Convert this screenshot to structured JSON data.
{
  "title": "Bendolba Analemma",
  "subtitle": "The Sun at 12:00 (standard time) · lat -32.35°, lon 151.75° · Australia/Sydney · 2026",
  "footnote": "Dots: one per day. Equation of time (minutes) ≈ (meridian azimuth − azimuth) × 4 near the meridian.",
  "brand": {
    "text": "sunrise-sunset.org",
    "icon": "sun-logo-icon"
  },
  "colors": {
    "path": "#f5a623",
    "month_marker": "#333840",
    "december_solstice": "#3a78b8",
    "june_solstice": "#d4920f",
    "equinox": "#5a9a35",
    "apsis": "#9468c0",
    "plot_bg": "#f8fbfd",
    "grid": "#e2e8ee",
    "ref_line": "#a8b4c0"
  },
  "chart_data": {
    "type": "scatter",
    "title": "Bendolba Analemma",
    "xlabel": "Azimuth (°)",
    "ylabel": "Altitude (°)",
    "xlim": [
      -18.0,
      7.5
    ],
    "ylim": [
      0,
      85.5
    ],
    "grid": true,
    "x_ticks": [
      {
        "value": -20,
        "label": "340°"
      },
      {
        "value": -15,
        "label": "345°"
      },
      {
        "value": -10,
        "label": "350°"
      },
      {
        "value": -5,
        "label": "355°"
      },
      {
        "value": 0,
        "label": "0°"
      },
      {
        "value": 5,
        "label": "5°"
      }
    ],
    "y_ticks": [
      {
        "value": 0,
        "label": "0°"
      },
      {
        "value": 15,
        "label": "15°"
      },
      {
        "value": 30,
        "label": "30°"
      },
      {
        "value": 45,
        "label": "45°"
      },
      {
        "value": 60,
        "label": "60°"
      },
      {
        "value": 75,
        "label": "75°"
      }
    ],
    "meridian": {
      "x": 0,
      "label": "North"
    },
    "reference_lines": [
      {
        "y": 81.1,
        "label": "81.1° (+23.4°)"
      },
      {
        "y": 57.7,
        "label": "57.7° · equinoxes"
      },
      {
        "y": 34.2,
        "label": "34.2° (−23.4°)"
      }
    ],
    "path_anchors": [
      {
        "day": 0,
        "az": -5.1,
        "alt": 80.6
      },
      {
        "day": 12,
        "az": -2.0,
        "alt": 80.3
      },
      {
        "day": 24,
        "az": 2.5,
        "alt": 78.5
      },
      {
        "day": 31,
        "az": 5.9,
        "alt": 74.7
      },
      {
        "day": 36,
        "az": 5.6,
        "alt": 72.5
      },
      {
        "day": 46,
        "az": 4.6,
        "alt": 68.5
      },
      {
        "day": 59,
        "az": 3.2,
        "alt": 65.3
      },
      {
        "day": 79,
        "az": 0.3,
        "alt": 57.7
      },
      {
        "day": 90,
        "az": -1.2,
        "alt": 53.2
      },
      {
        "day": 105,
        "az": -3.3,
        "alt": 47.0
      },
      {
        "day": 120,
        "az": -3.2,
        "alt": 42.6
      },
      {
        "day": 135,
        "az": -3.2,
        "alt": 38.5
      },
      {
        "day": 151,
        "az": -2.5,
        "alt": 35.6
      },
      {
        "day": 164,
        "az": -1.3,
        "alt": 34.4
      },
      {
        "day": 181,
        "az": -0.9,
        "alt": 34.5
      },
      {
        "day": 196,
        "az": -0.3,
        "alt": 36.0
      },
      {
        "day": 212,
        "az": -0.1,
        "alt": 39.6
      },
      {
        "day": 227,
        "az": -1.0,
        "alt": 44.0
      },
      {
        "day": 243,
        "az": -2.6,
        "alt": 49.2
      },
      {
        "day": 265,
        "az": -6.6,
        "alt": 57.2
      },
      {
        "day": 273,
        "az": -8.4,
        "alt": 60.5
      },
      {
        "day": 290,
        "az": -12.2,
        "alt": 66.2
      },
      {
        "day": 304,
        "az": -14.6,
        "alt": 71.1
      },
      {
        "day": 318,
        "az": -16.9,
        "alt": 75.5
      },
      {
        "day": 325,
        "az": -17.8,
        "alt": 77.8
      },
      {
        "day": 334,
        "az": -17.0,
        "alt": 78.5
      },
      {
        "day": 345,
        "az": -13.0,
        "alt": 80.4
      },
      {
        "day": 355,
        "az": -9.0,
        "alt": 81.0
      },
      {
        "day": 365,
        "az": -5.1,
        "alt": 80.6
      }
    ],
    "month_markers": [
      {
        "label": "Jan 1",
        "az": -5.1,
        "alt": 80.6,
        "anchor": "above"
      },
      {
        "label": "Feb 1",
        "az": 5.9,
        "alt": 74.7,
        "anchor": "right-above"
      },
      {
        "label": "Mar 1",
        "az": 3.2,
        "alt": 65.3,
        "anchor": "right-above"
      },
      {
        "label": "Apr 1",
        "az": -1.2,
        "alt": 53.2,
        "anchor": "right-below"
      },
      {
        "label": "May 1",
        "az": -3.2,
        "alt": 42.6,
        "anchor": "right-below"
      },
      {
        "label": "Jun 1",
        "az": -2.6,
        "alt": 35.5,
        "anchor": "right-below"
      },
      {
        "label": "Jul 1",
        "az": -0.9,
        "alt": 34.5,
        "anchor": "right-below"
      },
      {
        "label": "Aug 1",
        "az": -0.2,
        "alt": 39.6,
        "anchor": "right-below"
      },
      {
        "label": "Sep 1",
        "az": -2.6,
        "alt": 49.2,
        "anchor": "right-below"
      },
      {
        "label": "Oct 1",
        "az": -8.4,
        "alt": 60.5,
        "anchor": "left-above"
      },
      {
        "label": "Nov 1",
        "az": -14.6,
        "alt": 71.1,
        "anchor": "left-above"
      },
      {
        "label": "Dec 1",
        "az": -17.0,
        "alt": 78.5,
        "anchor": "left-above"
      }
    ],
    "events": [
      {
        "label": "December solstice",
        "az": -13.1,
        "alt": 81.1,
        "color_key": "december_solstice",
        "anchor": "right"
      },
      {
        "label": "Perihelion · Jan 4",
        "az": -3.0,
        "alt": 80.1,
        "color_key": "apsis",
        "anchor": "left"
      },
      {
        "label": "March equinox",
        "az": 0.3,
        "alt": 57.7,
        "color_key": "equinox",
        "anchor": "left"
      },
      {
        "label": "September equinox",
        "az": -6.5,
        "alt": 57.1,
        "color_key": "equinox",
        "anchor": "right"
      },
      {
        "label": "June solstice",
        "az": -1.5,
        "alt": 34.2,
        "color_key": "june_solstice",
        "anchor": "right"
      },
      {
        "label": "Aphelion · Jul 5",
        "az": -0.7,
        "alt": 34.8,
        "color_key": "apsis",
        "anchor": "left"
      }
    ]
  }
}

WHAT THE TASK ASKS: Where a line of the data holds "time", show that line.

FULL ANSWER:
  "subtitle": "The Sun at 12:00 (standard time) · lat -32.35°, lon 151.75° · Australia/Sydney · 2026",
  "footnote": "Dots: one per day. Equation of time (minutes) ≈ (meridian azimuth − azimuth) × 4 near the meridian.",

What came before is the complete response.